BEREITGESTELLTER AUSZUG
:::::

Der Anlass, eine eigene Webseite aufzusetzen, waren zwei Aufsätze zu diesen Themen, die ich für Sammelbände verfasste, die Bände folgend aber nicht publiziert wurden. Um den Forschungskontext wiederherzustellen, gibt es sie seit 2016 hier zu lesen.
Der eine von 2011 eine gibt eine Übersicht über die Kundengruppen Hans W. Langes (1904-1945), über Möglichkeiten und Ergebnisse solcher Ermittlungen, die, selbst wenn sie jetzt weit zurückliegt, noch nützlich und weitgehend gültig ist.
Der zweite nicht gedruckte Aufsatz von 2013 behandelt die Frage der „Arisierung“ des eingeführten Auktionshauses, das Lange 1937 von dem in die Emigration gezwungenen Paul Graupe übernahm. Graupe arbeitete mit einer Sondergenehmigung zunächst als Auktionator weiter. Ein großer Auftrag bot die Gelegenheit, der wachsenden Gefährdung mit einer geplanten Übernahme durch den langjährigen Geschäftsführer zu begegnen, die mittels einer namhaften Auktion ins Werk gesetzt wurde.
Grundlegende Einblicke in die Verfahren der Verwertung geraubter Güter, die die Finanzbehörden des Regimes arbeitsteilig betrieben, geben zwei Aufsätze mit Einzelstudien zu Verfolgten der NS-Diktatur.
Der erste Aufsatz von 2018 zeigt nach der separaten Enteignung der Emigranten, wie die Vermögensverwertungsstelle verschiedene Vertriebswege nach Art der anfallenden Objekte bediente, anhand eines umfangreichen Aktenmaterials hier exemplarisch analysiert. So zeigt sich, dass der Weg einzelner Güter davon bestimmt wurde, wer diese nach der Vereinnahmung zuerst an die Hand bekam und wie darüber entschied – was die Chancen jeder Aufklärung nachhaltig beeinflusst.

:::::

EINTRÄGE

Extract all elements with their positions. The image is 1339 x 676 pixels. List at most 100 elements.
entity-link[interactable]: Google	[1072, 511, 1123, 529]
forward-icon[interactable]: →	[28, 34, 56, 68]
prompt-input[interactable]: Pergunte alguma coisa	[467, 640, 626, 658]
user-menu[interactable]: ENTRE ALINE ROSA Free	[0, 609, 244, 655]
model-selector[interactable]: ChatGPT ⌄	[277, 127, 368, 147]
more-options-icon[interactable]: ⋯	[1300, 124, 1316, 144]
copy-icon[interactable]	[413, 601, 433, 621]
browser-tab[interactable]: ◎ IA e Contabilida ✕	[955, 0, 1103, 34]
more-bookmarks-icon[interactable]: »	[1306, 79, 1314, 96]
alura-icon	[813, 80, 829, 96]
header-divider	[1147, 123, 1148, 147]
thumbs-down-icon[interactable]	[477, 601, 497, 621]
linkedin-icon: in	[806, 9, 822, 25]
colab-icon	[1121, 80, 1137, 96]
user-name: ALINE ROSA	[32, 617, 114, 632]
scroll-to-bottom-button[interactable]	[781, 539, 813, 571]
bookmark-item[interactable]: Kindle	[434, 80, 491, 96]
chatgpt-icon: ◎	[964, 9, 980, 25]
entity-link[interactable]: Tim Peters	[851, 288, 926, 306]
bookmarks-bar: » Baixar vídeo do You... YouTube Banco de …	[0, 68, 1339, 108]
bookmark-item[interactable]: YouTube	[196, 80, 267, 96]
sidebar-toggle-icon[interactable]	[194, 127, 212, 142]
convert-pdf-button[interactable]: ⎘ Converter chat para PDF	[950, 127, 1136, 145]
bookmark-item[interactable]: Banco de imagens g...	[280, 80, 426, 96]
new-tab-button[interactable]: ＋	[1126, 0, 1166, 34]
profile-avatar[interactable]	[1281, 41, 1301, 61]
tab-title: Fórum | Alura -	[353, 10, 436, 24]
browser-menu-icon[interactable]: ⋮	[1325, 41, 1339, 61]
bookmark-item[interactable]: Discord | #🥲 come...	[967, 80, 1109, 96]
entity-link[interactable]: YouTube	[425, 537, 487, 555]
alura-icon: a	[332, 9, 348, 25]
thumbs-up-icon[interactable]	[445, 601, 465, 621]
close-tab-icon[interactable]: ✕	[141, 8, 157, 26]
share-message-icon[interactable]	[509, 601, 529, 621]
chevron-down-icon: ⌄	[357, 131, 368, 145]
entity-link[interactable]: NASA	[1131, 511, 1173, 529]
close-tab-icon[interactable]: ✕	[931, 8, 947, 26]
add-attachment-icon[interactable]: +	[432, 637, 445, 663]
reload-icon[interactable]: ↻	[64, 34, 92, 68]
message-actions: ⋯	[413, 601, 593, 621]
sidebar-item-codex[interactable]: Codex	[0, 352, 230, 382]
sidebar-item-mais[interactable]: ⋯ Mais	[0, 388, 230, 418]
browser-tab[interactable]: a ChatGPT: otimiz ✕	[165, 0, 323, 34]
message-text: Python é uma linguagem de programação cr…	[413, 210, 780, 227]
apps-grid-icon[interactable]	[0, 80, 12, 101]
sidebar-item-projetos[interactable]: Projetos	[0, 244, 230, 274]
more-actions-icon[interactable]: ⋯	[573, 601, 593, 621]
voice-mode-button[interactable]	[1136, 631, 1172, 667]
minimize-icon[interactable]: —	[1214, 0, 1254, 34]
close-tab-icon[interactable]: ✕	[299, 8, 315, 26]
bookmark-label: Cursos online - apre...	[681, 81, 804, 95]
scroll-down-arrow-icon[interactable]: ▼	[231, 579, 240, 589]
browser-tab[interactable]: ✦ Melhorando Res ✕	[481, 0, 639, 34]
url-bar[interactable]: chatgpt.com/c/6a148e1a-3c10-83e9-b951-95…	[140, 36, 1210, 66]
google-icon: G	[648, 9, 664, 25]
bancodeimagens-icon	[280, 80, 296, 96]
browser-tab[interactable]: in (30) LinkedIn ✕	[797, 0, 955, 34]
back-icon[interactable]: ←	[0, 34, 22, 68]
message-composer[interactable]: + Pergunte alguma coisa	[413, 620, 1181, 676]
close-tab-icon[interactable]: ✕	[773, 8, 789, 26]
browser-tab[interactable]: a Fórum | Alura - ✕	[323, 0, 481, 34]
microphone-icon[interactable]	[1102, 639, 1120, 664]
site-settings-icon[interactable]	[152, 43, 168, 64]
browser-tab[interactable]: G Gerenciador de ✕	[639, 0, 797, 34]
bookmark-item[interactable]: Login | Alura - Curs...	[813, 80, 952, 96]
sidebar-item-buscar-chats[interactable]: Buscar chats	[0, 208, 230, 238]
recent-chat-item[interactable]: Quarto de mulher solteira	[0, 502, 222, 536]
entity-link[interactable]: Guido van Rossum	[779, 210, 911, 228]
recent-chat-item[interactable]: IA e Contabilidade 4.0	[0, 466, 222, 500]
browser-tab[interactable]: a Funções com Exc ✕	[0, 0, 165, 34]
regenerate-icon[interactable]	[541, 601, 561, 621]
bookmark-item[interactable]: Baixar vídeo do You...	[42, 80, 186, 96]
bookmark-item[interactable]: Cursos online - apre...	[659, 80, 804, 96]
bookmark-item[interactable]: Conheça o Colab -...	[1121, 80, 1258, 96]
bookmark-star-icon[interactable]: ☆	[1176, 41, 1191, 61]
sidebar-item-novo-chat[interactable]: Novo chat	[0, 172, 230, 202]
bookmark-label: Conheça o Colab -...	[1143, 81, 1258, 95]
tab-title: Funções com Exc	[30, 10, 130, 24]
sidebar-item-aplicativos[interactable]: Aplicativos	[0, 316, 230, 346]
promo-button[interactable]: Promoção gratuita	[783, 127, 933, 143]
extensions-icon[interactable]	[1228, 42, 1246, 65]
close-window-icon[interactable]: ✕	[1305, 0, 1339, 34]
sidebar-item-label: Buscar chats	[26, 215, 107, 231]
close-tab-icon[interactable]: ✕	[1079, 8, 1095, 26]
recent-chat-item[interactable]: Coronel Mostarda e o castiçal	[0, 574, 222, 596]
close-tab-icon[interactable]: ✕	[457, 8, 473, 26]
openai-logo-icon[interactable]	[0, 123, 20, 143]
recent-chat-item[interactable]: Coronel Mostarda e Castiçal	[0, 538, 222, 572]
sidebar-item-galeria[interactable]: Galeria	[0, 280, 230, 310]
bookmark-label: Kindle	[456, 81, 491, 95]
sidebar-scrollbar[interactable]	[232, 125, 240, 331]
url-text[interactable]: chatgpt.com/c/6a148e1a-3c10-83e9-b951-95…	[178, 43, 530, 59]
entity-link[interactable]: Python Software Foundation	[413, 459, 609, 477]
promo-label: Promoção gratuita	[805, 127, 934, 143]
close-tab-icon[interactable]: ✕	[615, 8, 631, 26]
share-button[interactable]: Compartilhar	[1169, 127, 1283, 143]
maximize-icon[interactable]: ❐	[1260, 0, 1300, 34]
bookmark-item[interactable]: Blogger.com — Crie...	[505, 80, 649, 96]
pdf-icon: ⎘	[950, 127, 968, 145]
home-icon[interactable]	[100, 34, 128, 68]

:::::

ANFORDERUNG
Von wem übernahm Lange laut dem bereitgestellten Auszug 1937 das eingeführte Auktionshaus?

AUSGABE
Von Paul Graupe, der in die Emigration gezwungen wurde.